• Challenge: Which lines hold the word "Engage"? Show each of them.
>> start Records to use
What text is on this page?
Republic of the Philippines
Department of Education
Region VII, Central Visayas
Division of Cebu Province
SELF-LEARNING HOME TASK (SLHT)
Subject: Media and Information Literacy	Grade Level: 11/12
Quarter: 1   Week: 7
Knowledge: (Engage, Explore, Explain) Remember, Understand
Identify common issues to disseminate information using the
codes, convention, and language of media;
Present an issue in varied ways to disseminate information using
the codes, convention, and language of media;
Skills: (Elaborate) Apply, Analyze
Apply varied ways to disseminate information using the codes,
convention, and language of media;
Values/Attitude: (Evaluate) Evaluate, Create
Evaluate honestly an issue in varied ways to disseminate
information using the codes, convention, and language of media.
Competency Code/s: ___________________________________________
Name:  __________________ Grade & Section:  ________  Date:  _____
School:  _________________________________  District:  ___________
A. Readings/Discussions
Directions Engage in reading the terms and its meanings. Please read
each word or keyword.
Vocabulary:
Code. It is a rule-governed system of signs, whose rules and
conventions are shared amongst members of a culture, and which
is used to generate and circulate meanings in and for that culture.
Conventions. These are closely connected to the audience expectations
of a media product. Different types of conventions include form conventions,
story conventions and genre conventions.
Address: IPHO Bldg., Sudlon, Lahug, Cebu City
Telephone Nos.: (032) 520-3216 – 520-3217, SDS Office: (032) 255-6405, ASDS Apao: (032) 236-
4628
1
>> end Records to use
>> start Records to use
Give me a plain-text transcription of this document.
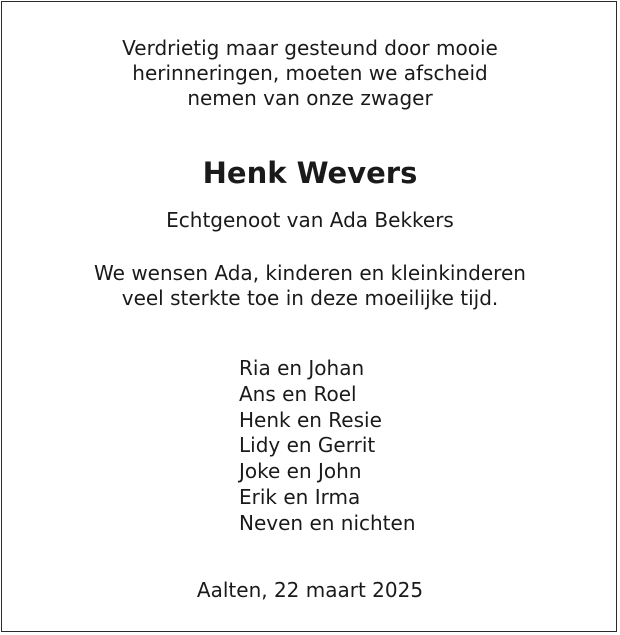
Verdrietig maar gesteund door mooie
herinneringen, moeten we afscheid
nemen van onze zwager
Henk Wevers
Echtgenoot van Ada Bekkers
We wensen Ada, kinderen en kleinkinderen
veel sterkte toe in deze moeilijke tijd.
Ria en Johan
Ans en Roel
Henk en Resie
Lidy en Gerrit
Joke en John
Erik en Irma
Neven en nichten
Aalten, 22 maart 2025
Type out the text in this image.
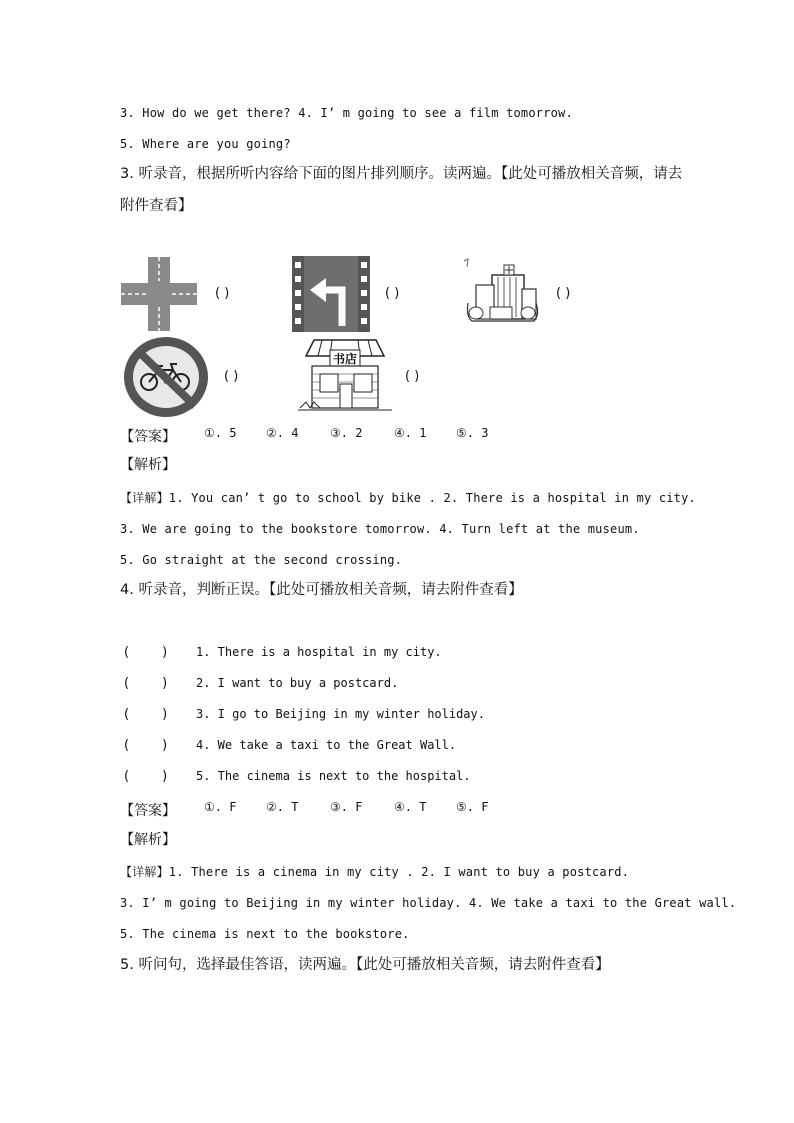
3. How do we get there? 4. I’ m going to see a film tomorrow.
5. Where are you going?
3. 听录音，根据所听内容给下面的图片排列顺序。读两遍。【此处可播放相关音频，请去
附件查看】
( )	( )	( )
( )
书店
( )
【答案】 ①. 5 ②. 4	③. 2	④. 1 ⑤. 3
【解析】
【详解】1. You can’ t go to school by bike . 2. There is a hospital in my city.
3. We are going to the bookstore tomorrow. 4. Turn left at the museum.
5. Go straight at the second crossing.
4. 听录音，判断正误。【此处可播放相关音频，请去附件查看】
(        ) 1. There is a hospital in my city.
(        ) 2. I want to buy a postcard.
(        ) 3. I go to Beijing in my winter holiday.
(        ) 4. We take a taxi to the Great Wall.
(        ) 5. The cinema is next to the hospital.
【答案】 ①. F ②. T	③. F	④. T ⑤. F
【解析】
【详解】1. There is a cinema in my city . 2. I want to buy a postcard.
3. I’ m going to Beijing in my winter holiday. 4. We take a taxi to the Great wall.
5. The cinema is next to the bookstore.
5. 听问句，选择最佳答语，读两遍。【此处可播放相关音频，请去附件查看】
>> end Records to use
>> start Records to use
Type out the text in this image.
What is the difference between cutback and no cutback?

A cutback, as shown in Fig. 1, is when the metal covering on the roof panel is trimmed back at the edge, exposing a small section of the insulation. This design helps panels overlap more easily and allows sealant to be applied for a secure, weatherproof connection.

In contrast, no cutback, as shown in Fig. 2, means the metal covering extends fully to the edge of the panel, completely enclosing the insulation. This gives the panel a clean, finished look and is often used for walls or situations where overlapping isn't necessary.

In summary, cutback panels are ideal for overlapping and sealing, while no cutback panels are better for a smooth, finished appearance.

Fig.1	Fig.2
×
>> end Records to use
• The response:
Knowledge: (Engage, Explore, Explain) Remember, Understand
Directions Engage in reading the terms and its meanings. Please read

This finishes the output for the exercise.